▶ _What to produce_: In the listing below, locate the lines that hold the string "Leistungssport". Copy those lines.

▶ _Given information_:

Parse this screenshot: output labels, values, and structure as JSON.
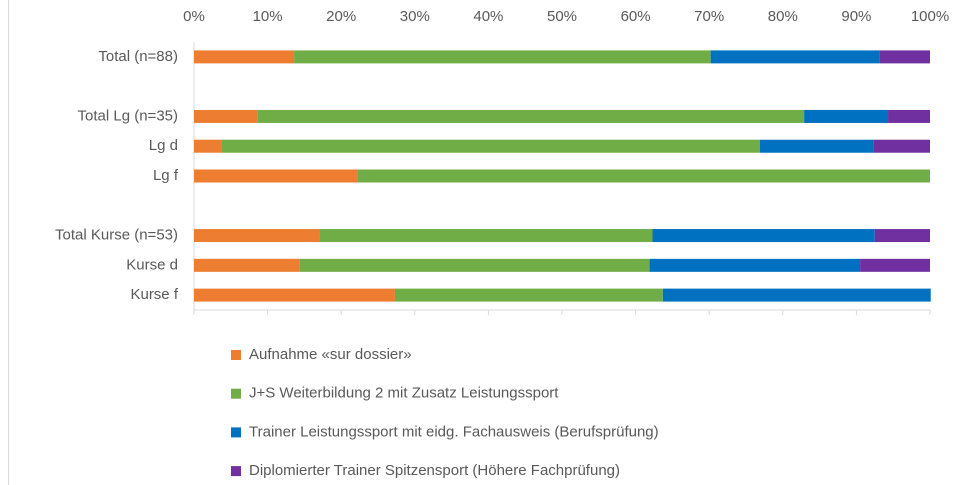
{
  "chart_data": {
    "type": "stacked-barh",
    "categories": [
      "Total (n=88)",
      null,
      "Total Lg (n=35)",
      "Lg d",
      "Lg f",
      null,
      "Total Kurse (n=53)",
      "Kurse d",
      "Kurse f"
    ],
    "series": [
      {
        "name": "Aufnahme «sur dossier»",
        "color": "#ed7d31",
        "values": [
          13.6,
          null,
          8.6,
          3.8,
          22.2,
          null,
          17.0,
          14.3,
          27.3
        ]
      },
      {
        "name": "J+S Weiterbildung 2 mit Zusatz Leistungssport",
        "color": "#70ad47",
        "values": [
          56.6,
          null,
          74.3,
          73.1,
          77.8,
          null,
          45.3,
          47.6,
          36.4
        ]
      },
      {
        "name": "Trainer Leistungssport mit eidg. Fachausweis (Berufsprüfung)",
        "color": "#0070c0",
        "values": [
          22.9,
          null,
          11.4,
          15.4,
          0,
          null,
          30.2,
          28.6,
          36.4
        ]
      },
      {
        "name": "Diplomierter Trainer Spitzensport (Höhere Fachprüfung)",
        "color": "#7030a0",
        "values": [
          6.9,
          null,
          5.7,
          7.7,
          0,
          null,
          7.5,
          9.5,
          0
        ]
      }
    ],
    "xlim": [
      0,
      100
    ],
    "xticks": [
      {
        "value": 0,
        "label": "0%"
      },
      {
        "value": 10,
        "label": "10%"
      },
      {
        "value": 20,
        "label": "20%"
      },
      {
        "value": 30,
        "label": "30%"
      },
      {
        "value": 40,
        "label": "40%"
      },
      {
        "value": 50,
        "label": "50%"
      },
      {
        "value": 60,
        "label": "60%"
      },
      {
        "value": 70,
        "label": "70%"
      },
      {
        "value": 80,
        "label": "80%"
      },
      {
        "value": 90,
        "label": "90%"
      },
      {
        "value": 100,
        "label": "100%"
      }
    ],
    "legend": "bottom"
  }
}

...

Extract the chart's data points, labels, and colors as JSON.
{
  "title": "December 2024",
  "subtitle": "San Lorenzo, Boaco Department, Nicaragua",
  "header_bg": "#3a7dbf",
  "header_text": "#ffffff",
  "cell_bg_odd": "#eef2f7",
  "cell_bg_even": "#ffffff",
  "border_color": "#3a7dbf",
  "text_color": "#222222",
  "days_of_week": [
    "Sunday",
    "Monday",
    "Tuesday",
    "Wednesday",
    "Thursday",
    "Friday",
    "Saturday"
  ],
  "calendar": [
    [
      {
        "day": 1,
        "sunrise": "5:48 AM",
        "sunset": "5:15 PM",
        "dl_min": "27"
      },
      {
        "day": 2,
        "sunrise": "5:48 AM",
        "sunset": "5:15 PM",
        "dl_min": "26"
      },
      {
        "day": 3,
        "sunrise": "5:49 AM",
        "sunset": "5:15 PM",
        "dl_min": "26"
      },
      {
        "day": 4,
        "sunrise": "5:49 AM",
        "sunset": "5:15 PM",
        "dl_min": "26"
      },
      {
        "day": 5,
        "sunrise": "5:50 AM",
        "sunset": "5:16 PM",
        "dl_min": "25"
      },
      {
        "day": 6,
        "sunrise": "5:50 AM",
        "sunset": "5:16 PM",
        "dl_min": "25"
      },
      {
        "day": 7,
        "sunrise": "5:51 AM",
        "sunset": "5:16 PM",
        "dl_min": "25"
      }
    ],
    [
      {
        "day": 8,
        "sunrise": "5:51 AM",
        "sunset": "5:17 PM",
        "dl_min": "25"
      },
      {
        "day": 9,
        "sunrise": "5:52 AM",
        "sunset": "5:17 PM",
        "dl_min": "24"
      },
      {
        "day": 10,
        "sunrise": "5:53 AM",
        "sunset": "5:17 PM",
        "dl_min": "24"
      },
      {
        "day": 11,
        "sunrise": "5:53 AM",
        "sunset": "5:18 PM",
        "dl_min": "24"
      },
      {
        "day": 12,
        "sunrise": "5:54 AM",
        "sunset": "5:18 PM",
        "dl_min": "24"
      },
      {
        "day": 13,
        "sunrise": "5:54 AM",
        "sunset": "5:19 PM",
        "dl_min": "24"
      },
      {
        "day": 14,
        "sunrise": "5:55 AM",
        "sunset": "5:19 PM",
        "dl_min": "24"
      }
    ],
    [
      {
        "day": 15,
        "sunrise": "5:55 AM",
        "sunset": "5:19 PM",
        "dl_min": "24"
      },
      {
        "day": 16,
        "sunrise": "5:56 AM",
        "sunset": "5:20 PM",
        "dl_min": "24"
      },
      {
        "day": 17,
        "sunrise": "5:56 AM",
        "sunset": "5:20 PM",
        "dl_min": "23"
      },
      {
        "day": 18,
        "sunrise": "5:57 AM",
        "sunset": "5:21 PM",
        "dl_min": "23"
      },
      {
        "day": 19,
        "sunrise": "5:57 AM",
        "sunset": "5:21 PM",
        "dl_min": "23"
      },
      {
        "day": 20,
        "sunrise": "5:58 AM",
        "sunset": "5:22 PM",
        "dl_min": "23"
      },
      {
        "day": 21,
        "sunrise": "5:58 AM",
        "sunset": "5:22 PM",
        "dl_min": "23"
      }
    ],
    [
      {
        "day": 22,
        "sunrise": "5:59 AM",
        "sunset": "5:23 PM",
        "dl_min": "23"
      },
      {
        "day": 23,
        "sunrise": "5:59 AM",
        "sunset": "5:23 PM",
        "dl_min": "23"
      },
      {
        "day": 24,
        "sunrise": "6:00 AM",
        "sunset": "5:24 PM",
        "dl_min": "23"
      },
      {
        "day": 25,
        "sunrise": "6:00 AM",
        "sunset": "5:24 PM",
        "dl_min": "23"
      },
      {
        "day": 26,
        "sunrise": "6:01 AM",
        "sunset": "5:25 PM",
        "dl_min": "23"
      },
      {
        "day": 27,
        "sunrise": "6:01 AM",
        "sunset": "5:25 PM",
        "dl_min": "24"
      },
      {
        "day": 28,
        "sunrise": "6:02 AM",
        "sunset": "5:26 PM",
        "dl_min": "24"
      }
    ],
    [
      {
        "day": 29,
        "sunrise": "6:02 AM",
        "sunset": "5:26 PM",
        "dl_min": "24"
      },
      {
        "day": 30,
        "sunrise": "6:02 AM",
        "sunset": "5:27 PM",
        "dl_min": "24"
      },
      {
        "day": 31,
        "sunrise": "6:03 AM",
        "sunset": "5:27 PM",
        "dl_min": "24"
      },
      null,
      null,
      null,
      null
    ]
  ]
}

▶ _Output of the task_:
        "name": "J+S Weiterbildung 2 mit Zusatz Leistungssport",
        "name": "Trainer Leistungssport mit eidg. Fachausweis (Berufsprüfung)",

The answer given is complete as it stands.